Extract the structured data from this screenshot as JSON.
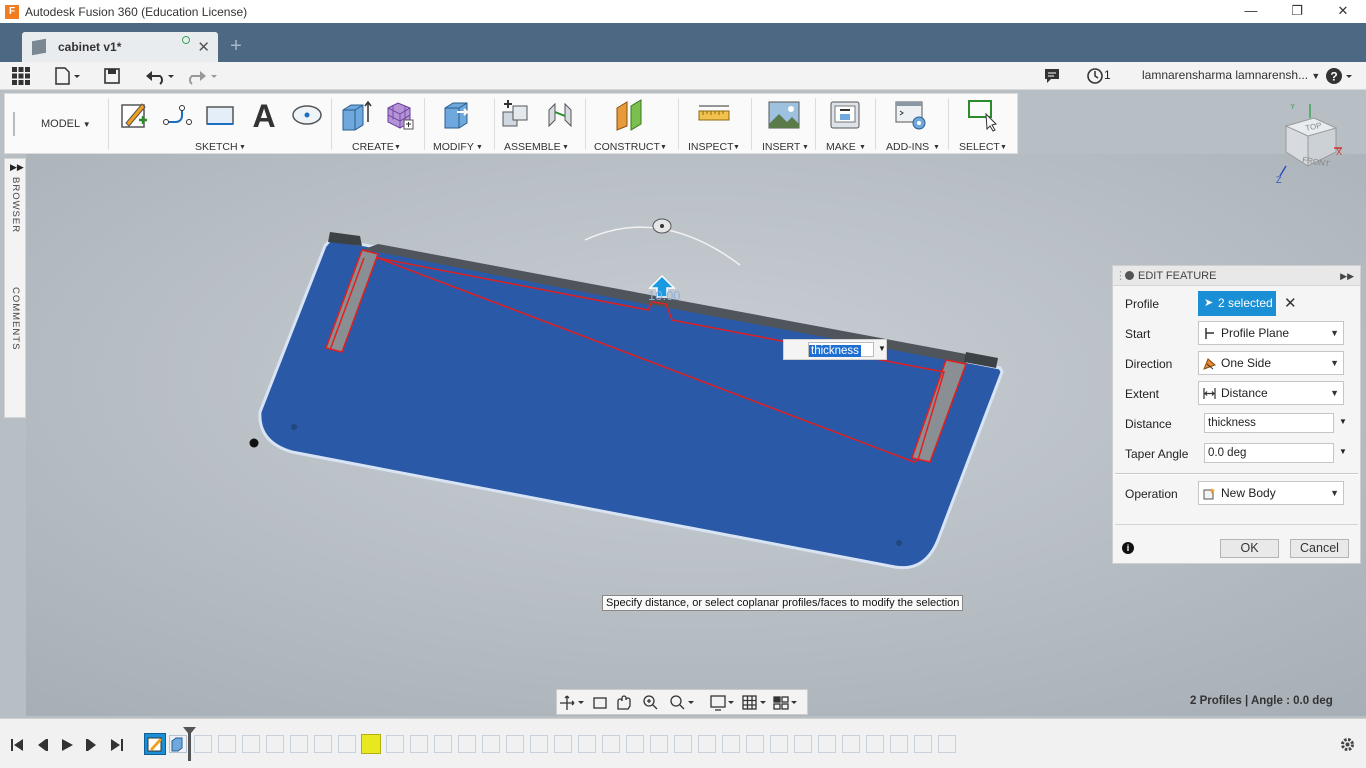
{
  "window": {
    "title": "Autodesk Fusion 360 (Education License)",
    "app_icon": "F"
  },
  "tabs": [
    {
      "label": "cabinet v1*"
    }
  ],
  "qat": {
    "jobs_count": "1",
    "user": "lamnarensharma lamnarensh..."
  },
  "ribbon": {
    "workspace": "MODEL",
    "groups": [
      "SKETCH",
      "CREATE",
      "MODIFY",
      "ASSEMBLE",
      "CONSTRUCT",
      "INSPECT",
      "INSERT",
      "MAKE",
      "ADD-INS",
      "SELECT"
    ]
  },
  "sidebar": {
    "browser": "BROWSER",
    "comments": "COMMENTS"
  },
  "viewport": {
    "distance_value": "10.00",
    "inline_input": "thickness",
    "tooltip": "Specify distance, or select coplanar profiles/faces to modify the selection",
    "status": "2 Profiles | Angle : 0.0 deg",
    "axis_labels": {
      "y": "Y",
      "x": "X",
      "z": "Z"
    },
    "viewcube": {
      "top": "TOP",
      "front": "FRONT"
    }
  },
  "edit_feature": {
    "title": "EDIT FEATURE",
    "profile_label": "Profile",
    "profile_value": "2 selected",
    "start_label": "Start",
    "start_value": "Profile Plane",
    "direction_label": "Direction",
    "direction_value": "One Side",
    "extent_label": "Extent",
    "extent_value": "Distance",
    "distance_label": "Distance",
    "distance_value": "thickness",
    "taper_label": "Taper Angle",
    "taper_value": "0.0 deg",
    "operation_label": "Operation",
    "operation_value": "New Body",
    "ok": "OK",
    "cancel": "Cancel"
  },
  "colors": {
    "accent": "#1a8fd6",
    "body_blue": "#2a59a8",
    "tabbar": "#4c6882"
  }
}
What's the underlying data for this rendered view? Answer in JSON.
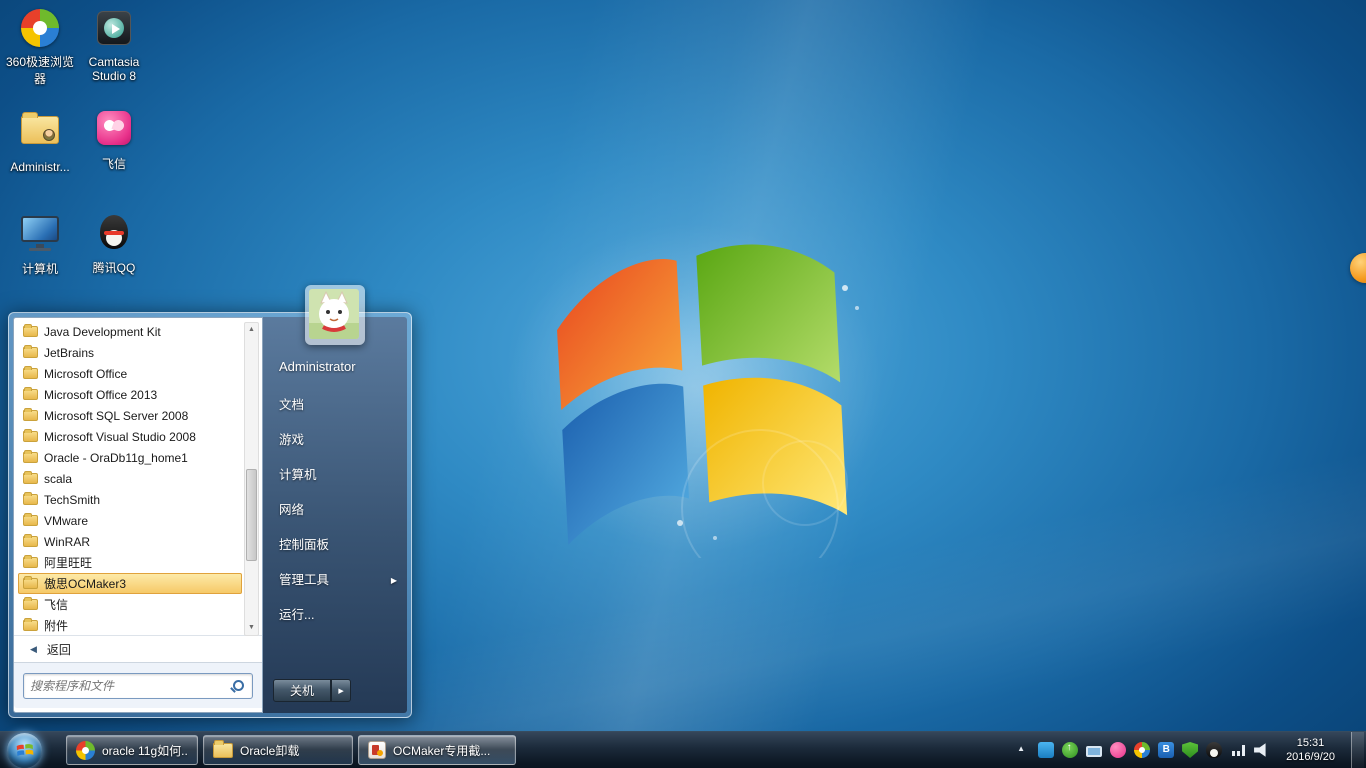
{
  "desktop_icons": [
    {
      "label": "360极速浏览器"
    },
    {
      "label": "Camtasia Studio 8"
    },
    {
      "label": "Administr..."
    },
    {
      "label": "飞信"
    },
    {
      "label": "计算机"
    },
    {
      "label": "腾讯QQ"
    }
  ],
  "start_menu": {
    "programs": [
      "Java Development Kit",
      "JetBrains",
      "Microsoft Office",
      "Microsoft Office 2013",
      "Microsoft SQL Server 2008",
      "Microsoft Visual Studio 2008",
      "Oracle - OraDb11g_home1",
      "scala",
      "TechSmith",
      "VMware",
      "WinRAR",
      "阿里旺旺",
      "傲思OCMaker3",
      "飞信",
      "附件"
    ],
    "selected_program": "傲思OCMaker3",
    "back_label": "返回",
    "search_placeholder": "搜索程序和文件",
    "user_name": "Administrator",
    "right_items": [
      "文档",
      "游戏",
      "计算机",
      "网络",
      "控制面板",
      "管理工具",
      "运行..."
    ],
    "shutdown_label": "关机"
  },
  "taskbar": {
    "buttons": [
      {
        "label": "oracle 11g如何..."
      },
      {
        "label": "Oracle卸载"
      },
      {
        "label": "OCMaker专用截..."
      }
    ],
    "tray_icon_names": [
      "hidden-icons-arrow",
      "wangwang-icon",
      "upload-icon",
      "display-icon",
      "fetion-icon",
      "360-browser-icon",
      "bluetooth-icon",
      "360safe-shield-icon",
      "qq-icon",
      "network-icon",
      "volume-icon"
    ],
    "clock": {
      "time": "15:31",
      "date": "2016/9/20"
    }
  },
  "brand_colors": {
    "orange": "#f0582b",
    "green": "#6fb41c",
    "blue": "#2a7fd4",
    "yellow": "#f5c400"
  }
}
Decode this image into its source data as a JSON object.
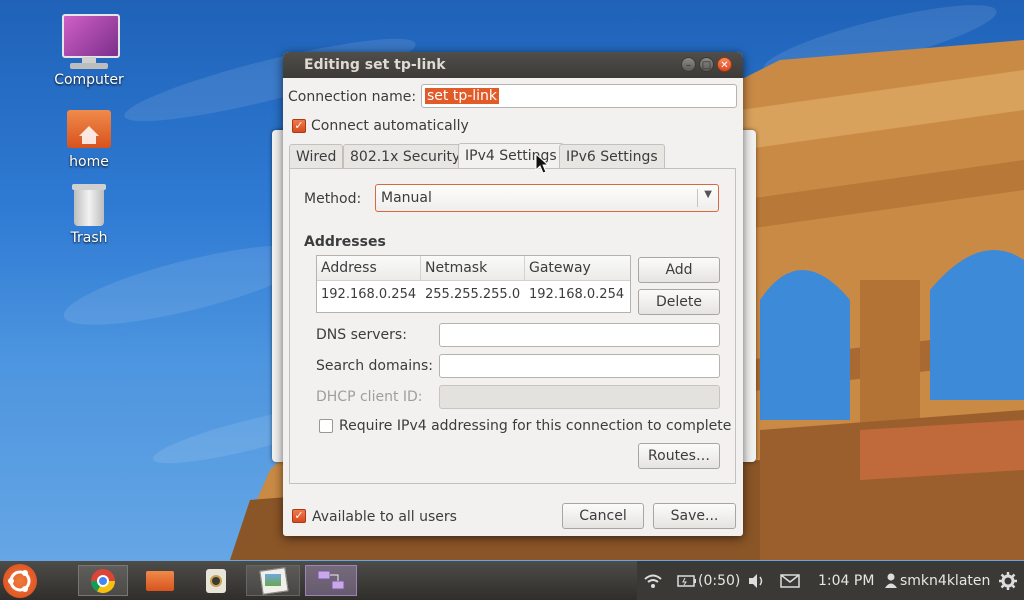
{
  "desktop": {
    "icons": [
      {
        "label": "Computer"
      },
      {
        "label": "home"
      },
      {
        "label": "Trash"
      }
    ]
  },
  "dialog": {
    "title": "Editing set tp-link",
    "connection_name_label": "Connection name:",
    "connection_name_value": "set tp-link",
    "connect_automatically_label": "Connect automatically",
    "connect_automatically_checked": true,
    "tabs": [
      {
        "label": "Wired"
      },
      {
        "label": "802.1x Security"
      },
      {
        "label": "IPv4 Settings",
        "active": true
      },
      {
        "label": "IPv6 Settings"
      }
    ],
    "ipv4": {
      "method_label": "Method:",
      "method_value": "Manual",
      "addresses_heading": "Addresses",
      "columns": [
        "Address",
        "Netmask",
        "Gateway"
      ],
      "rows": [
        [
          "192.168.0.254",
          "255.255.255.0",
          "192.168.0.254"
        ]
      ],
      "add_button": "Add",
      "delete_button": "Delete",
      "dns_label": "DNS servers:",
      "dns_value": "",
      "search_domains_label": "Search domains:",
      "search_domains_value": "",
      "dhcp_client_id_label": "DHCP client ID:",
      "dhcp_client_id_value": "",
      "require_ipv4_label": "Require IPv4 addressing for this connection to complete",
      "require_ipv4_checked": false,
      "routes_button": "Routes…"
    },
    "available_to_all_users_label": "Available to all users",
    "available_to_all_users_checked": true,
    "cancel_button": "Cancel",
    "save_button": "Save..."
  },
  "taskbar": {
    "apps": [
      "ubuntu-icon",
      "chrome-icon",
      "folder-icon",
      "speaker-app-icon",
      "image-viewer-icon",
      "network-connections-icon"
    ],
    "tray": {
      "battery": "(0:50)",
      "time": "1:04 PM",
      "user": "smkn4klaten"
    }
  },
  "colors": {
    "accent": "#e25a28",
    "titlebar": "#3c3b37",
    "taskbar": "#2f2e2b"
  }
}
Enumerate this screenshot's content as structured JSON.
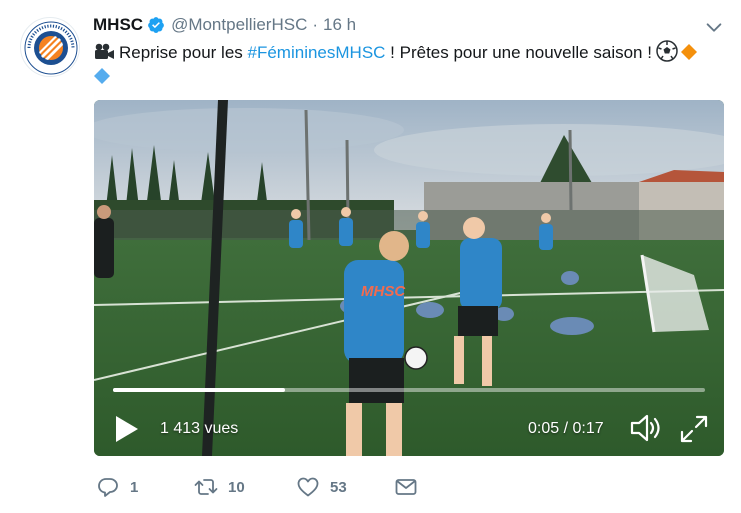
{
  "tweet": {
    "author_name": "MHSC",
    "handle": "@MontpellierHSC",
    "separator": "·",
    "time": "16 h",
    "text_before": "Reprise pour les ",
    "hashtag": "#FémininesMHSC",
    "text_after": " ! Prêtes pour une nouvelle saison !",
    "logo_text": "MONTPELLIER Hérault Sport Club 1974"
  },
  "video": {
    "views": "1 413 vues",
    "timecode": "0:05 / 0:17",
    "progress": 0.29,
    "shirt_text": "MHSC"
  },
  "actions": {
    "replies": "1",
    "retweets": "10",
    "likes": "53"
  },
  "colors": {
    "hashtag": "#1b95e0",
    "verified": "#1da1f2",
    "action_gray": "#657786",
    "club_orange": "#f58220",
    "club_blue": "#1d4f91"
  },
  "icons": {
    "verified": "verified-badge-icon",
    "chevron": "chevron-down-icon",
    "camera": "movie-camera-icon",
    "ball": "soccer-ball-icon",
    "reply": "reply-icon",
    "retweet": "retweet-icon",
    "like": "heart-icon",
    "dm": "envelope-icon",
    "play": "play-icon",
    "volume": "volume-icon",
    "fullscreen": "fullscreen-icon"
  }
}
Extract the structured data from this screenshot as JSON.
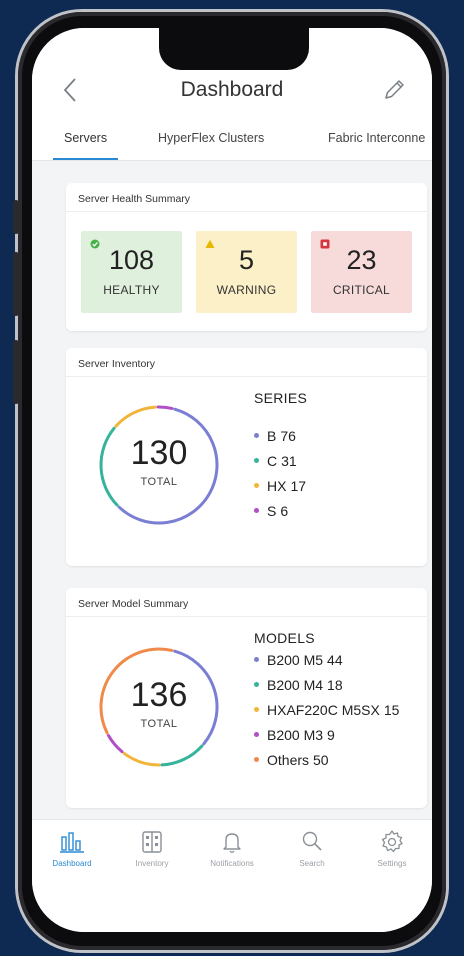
{
  "header": {
    "title": "Dashboard"
  },
  "tabs": [
    {
      "label": "Servers",
      "active": true
    },
    {
      "label": "HyperFlex Clusters",
      "active": false
    },
    {
      "label": "Fabric Interconne",
      "active": false
    }
  ],
  "health": {
    "title": "Server Health Summary",
    "items": [
      {
        "count": "108",
        "label": "HEALTHY",
        "bg": "#dff0dc",
        "icon_color": "#46b04a",
        "icon": "check-circle-icon"
      },
      {
        "count": "5",
        "label": "WARNING",
        "bg": "#fbf0c8",
        "icon_color": "#e8b800",
        "icon": "warning-triangle-icon"
      },
      {
        "count": "23",
        "label": "CRITICAL",
        "bg": "#f7dada",
        "icon_color": "#d8343b",
        "icon": "critical-square-icon"
      }
    ]
  },
  "inventory": {
    "title": "Server Inventory",
    "total": "130",
    "total_label": "TOTAL",
    "legend_title": "SERIES",
    "items": [
      {
        "name": "B",
        "value": "76",
        "color": "#7b7fd4"
      },
      {
        "name": "C",
        "value": "31",
        "color": "#36b39a"
      },
      {
        "name": "HX",
        "value": "17",
        "color": "#f0b53a"
      },
      {
        "name": "S",
        "value": "6",
        "color": "#b04fc7"
      }
    ]
  },
  "models": {
    "title": "Server Model Summary",
    "total": "136",
    "total_label": "TOTAL",
    "legend_title": "MODELS",
    "items": [
      {
        "name": "B200 M5",
        "value": "44",
        "color": "#7b7fd4"
      },
      {
        "name": "B200 M4",
        "value": "18",
        "color": "#36b39a"
      },
      {
        "name": "HXAF220C M5SX",
        "value": "15",
        "color": "#f0b53a"
      },
      {
        "name": "B200 M3",
        "value": "9",
        "color": "#b04fc7"
      },
      {
        "name": "Others",
        "value": "50",
        "color": "#f08a4b"
      }
    ]
  },
  "tabbar": [
    {
      "label": "Dashboard",
      "icon": "bar-chart-icon",
      "active": true
    },
    {
      "label": "Inventory",
      "icon": "server-rack-icon",
      "active": false
    },
    {
      "label": "Notifications",
      "icon": "bell-icon",
      "active": false
    },
    {
      "label": "Search",
      "icon": "search-icon",
      "active": false
    },
    {
      "label": "Settings",
      "icon": "gear-icon",
      "active": false
    }
  ],
  "colors": {
    "accent": "#2a8ad3",
    "background": "#0e2a52"
  }
}
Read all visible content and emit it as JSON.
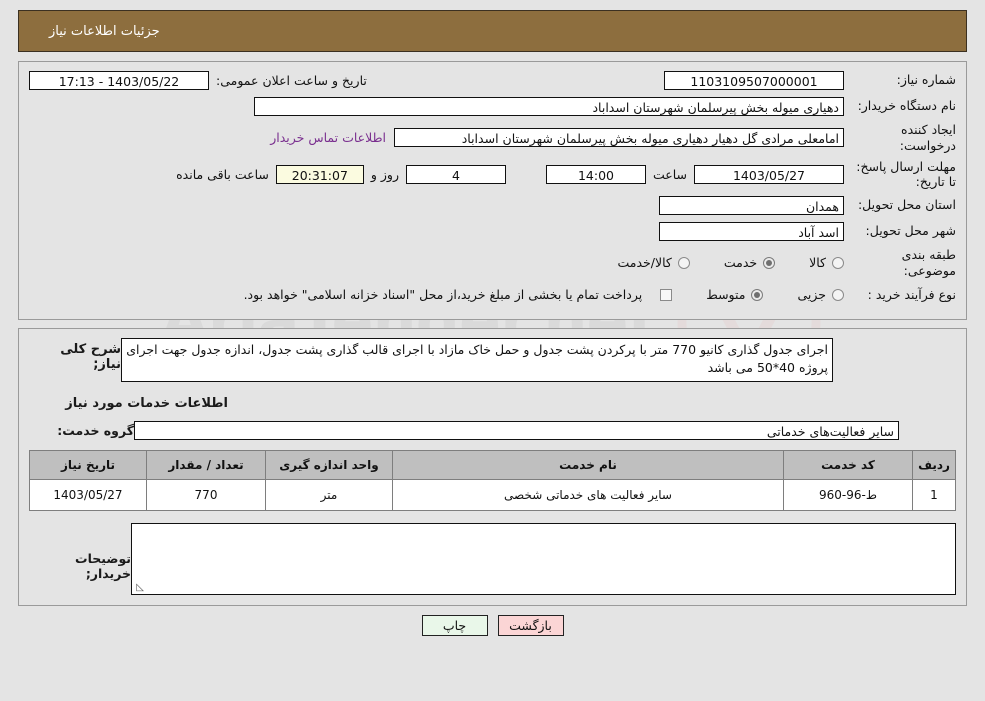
{
  "header": {
    "title": "جزئیات اطلاعات نیاز"
  },
  "form": {
    "need_number_label": "شماره نیاز:",
    "need_number_value": "1103109507000001",
    "announce_label": "تاریخ و ساعت اعلان عمومی:",
    "announce_value": "1403/05/22 - 17:13",
    "buyer_org_label": "نام دستگاه خریدار:",
    "buyer_org_value": "دهیاری میوله بخش پیرسلمان شهرستان اسداباد",
    "creator_label": "ایجاد کننده درخواست:",
    "creator_value": "امامعلی مرادی گل دهیار دهیاری میوله بخش پیرسلمان شهرستان اسداباد",
    "contact_link": "اطلاعات تماس خریدار",
    "deadline_label": "مهلت ارسال پاسخ: تا تاریخ:",
    "deadline_date": "1403/05/27",
    "hour_label": "ساعت",
    "deadline_time": "14:00",
    "days_value": "4",
    "days_label": "روز و",
    "remaining_clock": "20:31:07",
    "remaining_label": "ساعت باقی مانده",
    "province_label": "استان محل تحویل:",
    "province_value": "همدان",
    "city_label": "شهر محل تحویل:",
    "city_value": "اسد آباد",
    "category_label": "طبقه بندی موضوعی:",
    "category_options": [
      {
        "label": "کالا",
        "selected": false
      },
      {
        "label": "خدمت",
        "selected": true
      },
      {
        "label": "کالا/خدمت",
        "selected": false
      }
    ],
    "process_label": "نوع فرآیند خرید :",
    "process_options": [
      {
        "label": "جزیی",
        "selected": false
      },
      {
        "label": "متوسط",
        "selected": true
      }
    ],
    "treasury_note": "پرداخت تمام یا بخشی از مبلغ خرید،از محل \"اسناد خزانه اسلامی\" خواهد بود."
  },
  "details": {
    "description_label": "شرح کلی نیاز;",
    "description_value": "اجرای جدول گذاری کانیو 770 متر با پرکردن پشت جدول و حمل خاک مازاد با اجرای قالب گذاری پشت جدول، اندازه جدول جهت اجرای پروژه 40*50 می باشد",
    "services_heading": "اطلاعات خدمات مورد نیاز",
    "service_group_label": "گروه خدمت:",
    "service_group_value": "سایر فعالیت‌های خدماتی"
  },
  "table": {
    "columns": [
      "ردیف",
      "کد خدمت",
      "نام خدمت",
      "واحد اندازه گیری",
      "تعداد / مقدار",
      "تاریخ نیاز"
    ],
    "rows": [
      {
        "radif": "1",
        "code": "ط-96-960",
        "name": "سایر فعالیت های خدماتی شخصی",
        "unit": "متر",
        "qty": "770",
        "date": "1403/05/27"
      }
    ]
  },
  "notes": {
    "label": "توضیحات خریدار;",
    "value": ""
  },
  "footer": {
    "print_label": "چاپ",
    "back_label": "بازگشت"
  },
  "watermark": {
    "text": "AriaTender.net"
  },
  "colors": {
    "header_bar": "#8d6e3e",
    "page_bg": "#e4e4e4",
    "link": "#7a2f8f",
    "print_btn": "#e9f7e9",
    "back_btn": "#fbd5d5",
    "table_header": "#bfbfbf",
    "cream_field": "#fbfbe0"
  }
}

- - - - - - -

• What to produce: Lines containing the word "خدمت" must all be returned from the material above.

• Solution to this problem:
        "label": "خدمت",
        "label": "کالا/خدمت",
    "service_group_label": "گروه خدمت:",
      "کد خدمت",
      "نام خدمت",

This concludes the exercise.